Every entry below must be repeated exactly; skip the pictures.

**Task material**.
#####

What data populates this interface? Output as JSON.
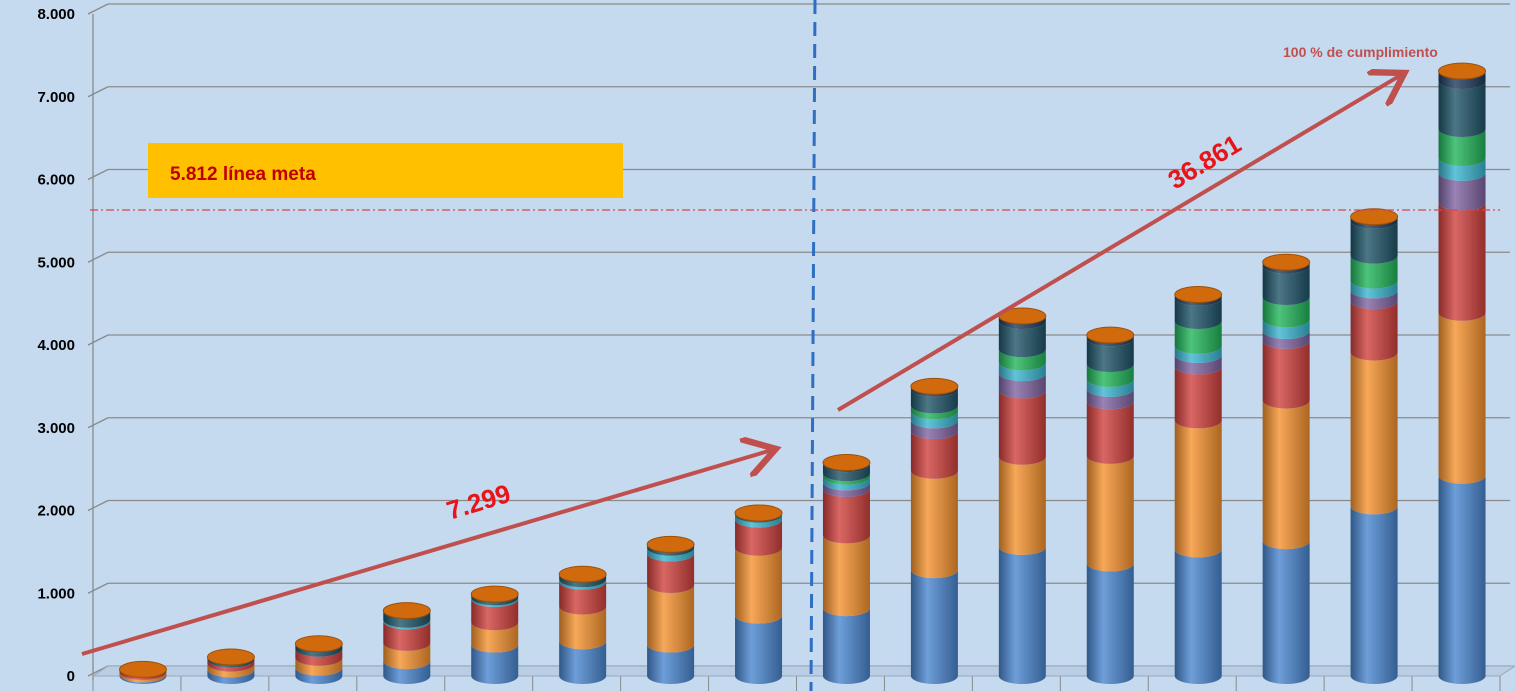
{
  "chart_data": {
    "type": "bar",
    "stacked": true,
    "style": "3d-cylinder",
    "ylim": [
      0,
      8000
    ],
    "yticks": [
      "0",
      "1.000",
      "2.000",
      "3.000",
      "4.000",
      "5.000",
      "6.000",
      "7.000",
      "8.000"
    ],
    "yticks_values": [
      0,
      1000,
      2000,
      3000,
      4000,
      5000,
      6000,
      7000,
      8000
    ],
    "grid": true,
    "series": [
      {
        "color": "#4a86d0",
        "values": [
          20,
          80,
          100,
          180,
          380,
          420,
          380,
          730,
          820,
          1280,
          1560,
          1360,
          1530,
          1630,
          2050,
          2420
        ]
      },
      {
        "color": "#f5922f",
        "values": [
          30,
          70,
          120,
          220,
          270,
          420,
          720,
          820,
          880,
          1200,
          1090,
          1300,
          1560,
          1700,
          1860,
          1970
        ]
      },
      {
        "color": "#d0413d",
        "values": [
          30,
          50,
          110,
          260,
          280,
          300,
          380,
          340,
          560,
          480,
          800,
          660,
          650,
          720,
          620,
          1330
        ]
      },
      {
        "color": "#8064a2",
        "values": [
          0,
          0,
          0,
          0,
          0,
          0,
          0,
          0,
          80,
          130,
          210,
          150,
          140,
          120,
          130,
          360
        ]
      },
      {
        "color": "#3bb5cf",
        "values": [
          0,
          0,
          0,
          20,
          20,
          30,
          70,
          60,
          70,
          110,
          130,
          120,
          110,
          140,
          120,
          180
        ]
      },
      {
        "color": "#22b55a",
        "values": [
          0,
          0,
          0,
          0,
          0,
          0,
          0,
          0,
          40,
          70,
          160,
          180,
          300,
          270,
          300,
          350
        ]
      },
      {
        "color": "#1f5568",
        "values": [
          0,
          30,
          60,
          110,
          40,
          60,
          40,
          20,
          110,
          200,
          340,
          310,
          280,
          380,
          420,
          580
        ]
      },
      {
        "color": "#1f3b5c",
        "values": [
          0,
          0,
          0,
          0,
          0,
          0,
          0,
          0,
          20,
          30,
          60,
          40,
          40,
          40,
          50,
          120
        ]
      }
    ],
    "top_cap_color": "#d06a0d",
    "annotations": [
      {
        "text": "5.812  línea meta",
        "value": 5812
      },
      {
        "text": "7.299"
      },
      {
        "text": "36.861"
      },
      {
        "text": "100 % de cumplimiento"
      }
    ]
  }
}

#####

**Exercise output**.
What data populates this interface? Output as JSON.
{
  "chart_data": {
    "type": "bar",
    "stacked": true,
    "style": "3d-cylinder",
    "ylim": [
      0,
      8000
    ],
    "yticks": [
      "0",
      "1.000",
      "2.000",
      "3.000",
      "4.000",
      "5.000",
      "6.000",
      "7.000",
      "8.000"
    ],
    "yticks_values": [
      0,
      1000,
      2000,
      3000,
      4000,
      5000,
      6000,
      7000,
      8000
    ],
    "grid": true,
    "series": [
      {
        "color": "#4a86d0",
        "values": [
          20,
          80,
          100,
          180,
          380,
          420,
          380,
          730,
          820,
          1280,
          1560,
          1360,
          1530,
          1630,
          2050,
          2420
        ]
      },
      {
        "color": "#f5922f",
        "values": [
          30,
          70,
          120,
          220,
          270,
          420,
          720,
          820,
          880,
          1200,
          1090,
          1300,
          1560,
          1700,
          1860,
          1970
        ]
      },
      {
        "color": "#d0413d",
        "values": [
          30,
          50,
          110,
          260,
          280,
          300,
          380,
          340,
          560,
          480,
          800,
          660,
          650,
          720,
          620,
          1330
        ]
      },
      {
        "color": "#8064a2",
        "values": [
          0,
          0,
          0,
          0,
          0,
          0,
          0,
          0,
          80,
          130,
          210,
          150,
          140,
          120,
          130,
          360
        ]
      },
      {
        "color": "#3bb5cf",
        "values": [
          0,
          0,
          0,
          20,
          20,
          30,
          70,
          60,
          70,
          110,
          130,
          120,
          110,
          140,
          120,
          180
        ]
      },
      {
        "color": "#22b55a",
        "values": [
          0,
          0,
          0,
          0,
          0,
          0,
          0,
          0,
          40,
          70,
          160,
          180,
          300,
          270,
          300,
          350
        ]
      },
      {
        "color": "#1f5568",
        "values": [
          0,
          30,
          60,
          110,
          40,
          60,
          40,
          20,
          110,
          200,
          340,
          310,
          280,
          380,
          420,
          580
        ]
      },
      {
        "color": "#1f3b5c",
        "values": [
          0,
          0,
          0,
          0,
          0,
          0,
          0,
          0,
          20,
          30,
          60,
          40,
          40,
          40,
          50,
          120
        ]
      }
    ],
    "top_cap_color": "#d06a0d",
    "annotations": [
      {
        "text": "5.812  línea meta",
        "value": 5812
      },
      {
        "text": "7.299"
      },
      {
        "text": "36.861"
      },
      {
        "text": "100 % de cumplimiento"
      }
    ]
  }
}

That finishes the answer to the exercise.